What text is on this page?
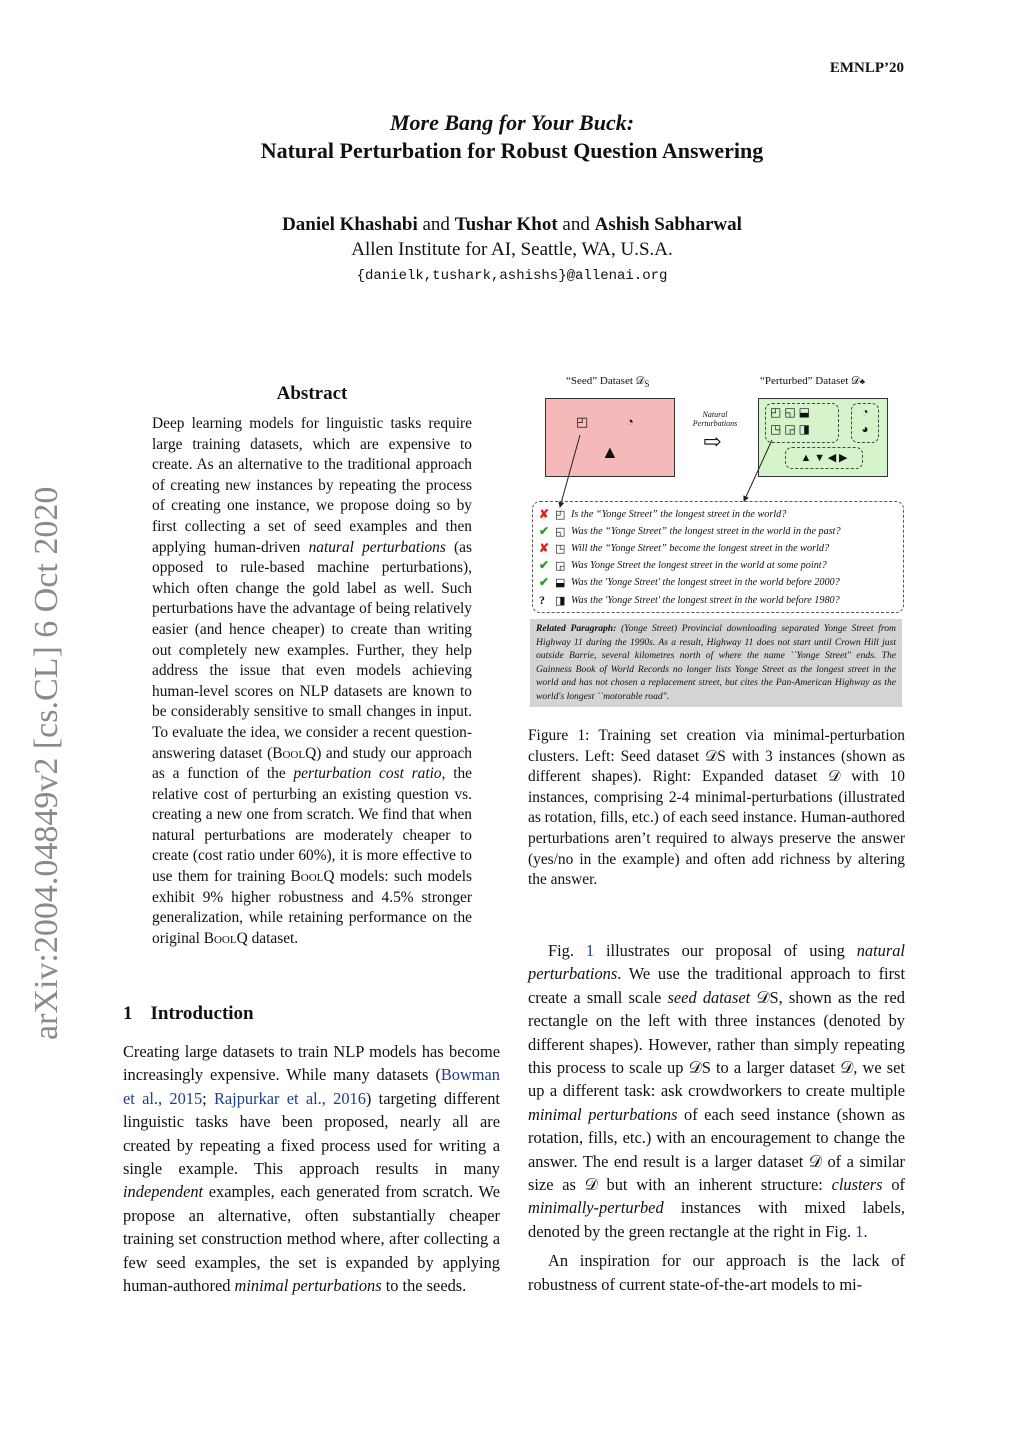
EMNLP’20
More Bang for Your Buck:
Natural Perturbation for Robust Question Answering
Daniel Khashabi and Tushar Khot and Ashish Sabharwal
Allen Institute for AI, Seattle, WA, U.S.A.
{danielk,tushark,ashishs}@allenai.org
arXiv:2004.04849v2 [cs.CL] 6 Oct 2020
Abstract
Deep learning models for linguistic tasks require large training datasets, which are expensive to create. As an alternative to the traditional approach of creating new instances by repeating the process of creating one instance, we propose doing so by first collecting a set of seed examples and then applying human-driven natural perturbations (as opposed to rule-based machine perturbations), which often change the gold label as well. Such perturbations have the advantage of being relatively easier (and hence cheaper) to create than writing out completely new examples. Further, they help address the issue that even models achieving human-level scores on NLP datasets are known to be considerably sensitive to small changes in input. To evaluate the idea, we consider a recent question-answering dataset (BoolQ) and study our approach as a function of the perturbation cost ratio, the relative cost of perturbing an existing question vs. creating a new one from scratch. We find that when natural perturbations are moderately cheaper to create (cost ratio under 60%), it is more effective to use them for training BoolQ models: such models exhibit 9% higher robustness and 4.5% stronger generalization, while retaining performance on the original BoolQ dataset.
1 Introduction
Creating large datasets to train NLP models has become increasingly expensive. While many datasets (Bowman et al., 2015; Rajpurkar et al., 2016) targeting different linguistic tasks have been proposed, nearly all are created by repeating a fixed process used for writing a single example. This approach results in many independent examples, each generated from scratch. We propose an alternative, often substantially cheaper training set construction method where, after collecting a few seed examples, the set is expanded by applying human-authored minimal perturbations to the seeds.
“Seed” Dataset 𝒟$_S$	“Perturbed” Dataset 𝒟♣
◰	◔
▲
Natural Perturbations
⇨
◰ ◱ ⬓
◳ ◲ ◨
◔
◕
▲ ▼ ◀ ▶
✘ ◰ Is the “Yonge Street” the longest street in the world?
✔ ◱ Was the “Yonge Street” the longest street in the world in the past?
✘ ◳ Will the “Yonge Street” become the longest street in the world?
✔ ◲ Was Yonge Street the longest street in the world at some point?
✔ ⬓ Was the 'Yonge Street' the longest street in the world before 2000?
? ◨ Was the 'Yonge Street' the longest street in the world before 1980?
Related Paragraph: (Yonge Street) Provincial downloading separated Yonge Street from Highway 11 during the 1990s. As a result, Highway 11 does not start until Crown Hill just outside Barrie, several kilometres north of where the name ``Yonge Street" ends. The Guinness Book of World Records no longer lists Yonge Street as the longest street in the world and has not chosen a replacement street, but cites the Pan-American Highway as the world's longest ``motorable road".
Figure 1: Training set creation via minimal-perturbation clusters. Left: Seed dataset 𝒟S with 3 instances (shown as different shapes). Right: Expanded dataset 𝒟 with 10 instances, comprising 2-4 minimal-perturbations (illustrated as rotation, fills, etc.) of each seed instance. Human-authored perturbations aren’t required to always preserve the answer (yes/no in the example) and often add richness by altering the answer.

Fig. 1 illustrates our proposal of using natural perturbations. We use the traditional approach to first create a small scale seed dataset 𝒟S, shown as the red rectangle on the left with three instances (denoted by different shapes). However, rather than simply repeating this process to scale up 𝒟S to a larger dataset 𝒟, we set up a different task: ask crowdworkers to create multiple minimal perturbations of each seed instance (shown as rotation, fills, etc.) with an encouragement to change the answer. The end result is a larger dataset 𝒟 of a similar size as 𝒟 but with an inherent structure: clusters of minimally-perturbed instances with mixed labels, denoted by the green rectangle at the right in Fig. 1.

An inspiration for our approach is the lack of robustness of current state-of-the-art models to mi-
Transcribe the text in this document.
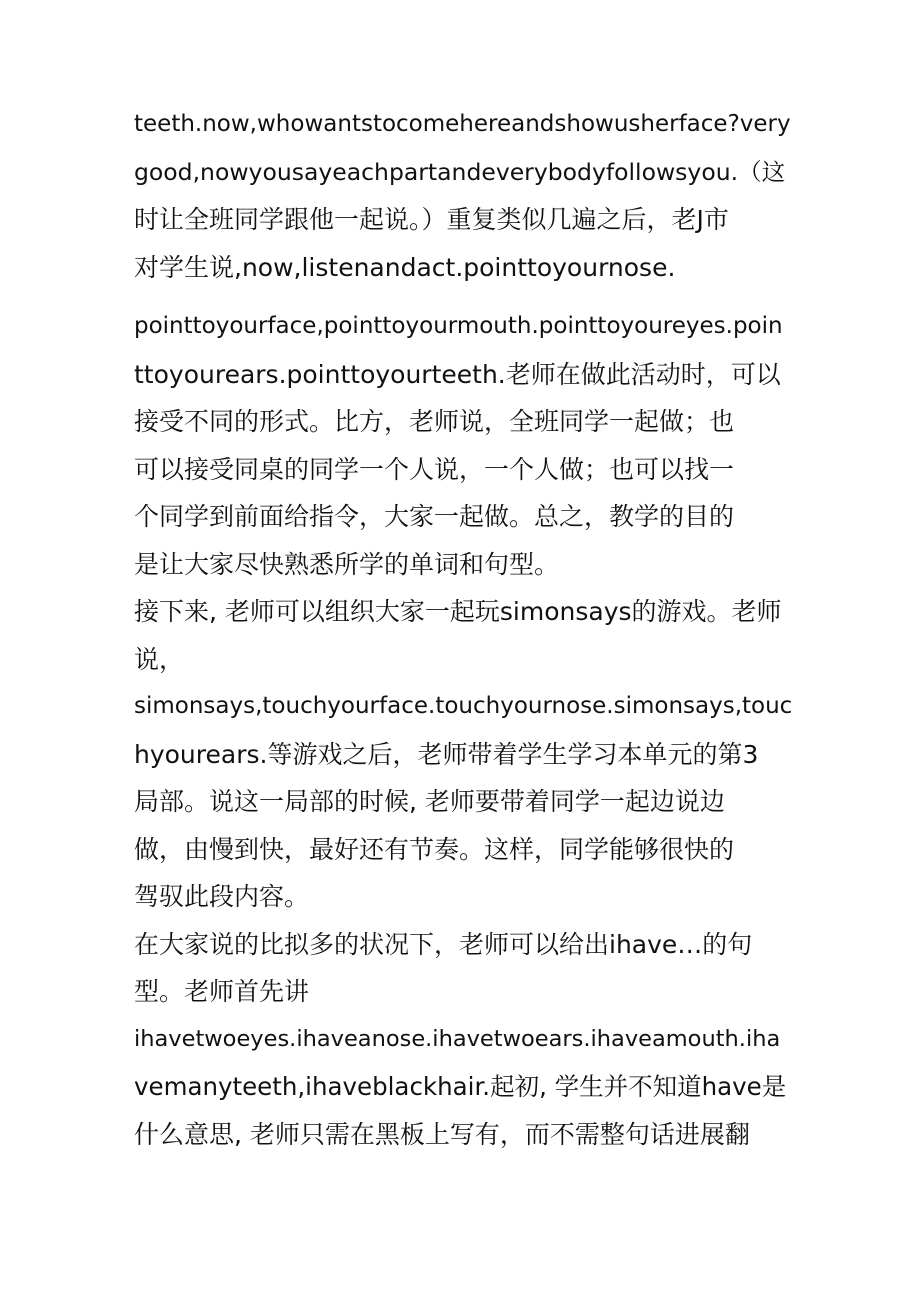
teeth.now,whowantstocomehereandshowusherface?very
good,nowyousayeachpartandeverybodyfollowsyou.（这
时让全班同学跟他一起说。）重复类似几遍之后，老J市
对学生说,now,listenandact.pointtoyournose.
pointtoyourface,pointtoyourmouth.pointtoyoureyes.poin
ttoyourears.pointtoyourteeth.老师在做此活动时，可以
接受不同的形式。比方，老师说，全班同学一起做；也
可以接受同桌的同学一个人说，一个人做；也可以找一
个同学到前面给指令，大家一起做。总之，教学的目的
是让大家尽快熟悉所学的单词和句型。
接下来, 老师可以组织大家一起玩simonsays的游戏。老师
说，
simonsays,touchyourface.touchyournose.simonsays,touc
hyourears.等游戏之后，老师带着学生学习本单元的第3
局部。说这一局部的时候, 老师要带着同学一起边说边
做，由慢到快，最好还有节奏。这样，同学能够很快的
驾驭此段内容。
在大家说的比拟多的状况下，老师可以给出ihave…的句
型。老师首先讲
ihavetwoeyes.ihaveanose.ihavetwoears.ihaveamouth.iha
vemanyteeth,ihaveblackhair.起初, 学生并不知道have是
什么意思, 老师只需在黑板上写有，而不需整句话进展翻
..............................
Beginning at the line that contains "Transcribe the text in this document.", copy each remaining line of the records exactly, through the final one. Omit the pictures.

Transcribe the text in this document.
teeth.now,whowantstocomehereandshowusherface?very
good,nowyousayeachpartandeverybodyfollowsyou.（这
时让全班同学跟他一起说。）重复类似几遍之后，老J市
对学生说,now,listenandact.pointtoyournose.
pointtoyourface,pointtoyourmouth.pointtoyoureyes.poin
ttoyourears.pointtoyourteeth.老师在做此活动时，可以
接受不同的形式。比方，老师说，全班同学一起做；也
可以接受同桌的同学一个人说，一个人做；也可以找一
个同学到前面给指令，大家一起做。总之，教学的目的
是让大家尽快熟悉所学的单词和句型。
接下来, 老师可以组织大家一起玩simonsays的游戏。老师
说，
simonsays,touchyourface.touchyournose.simonsays,touc
hyourears.等游戏之后，老师带着学生学习本单元的第3
局部。说这一局部的时候, 老师要带着同学一起边说边
做，由慢到快，最好还有节奏。这样，同学能够很快的
驾驭此段内容。
在大家说的比拟多的状况下，老师可以给出ihave…的句
型。老师首先讲
ihavetwoeyes.ihaveanose.ihavetwoears.ihaveamouth.iha
vemanyteeth,ihaveblackhair.起初, 学生并不知道have是
什么意思, 老师只需在黑板上写有，而不需整句话进展翻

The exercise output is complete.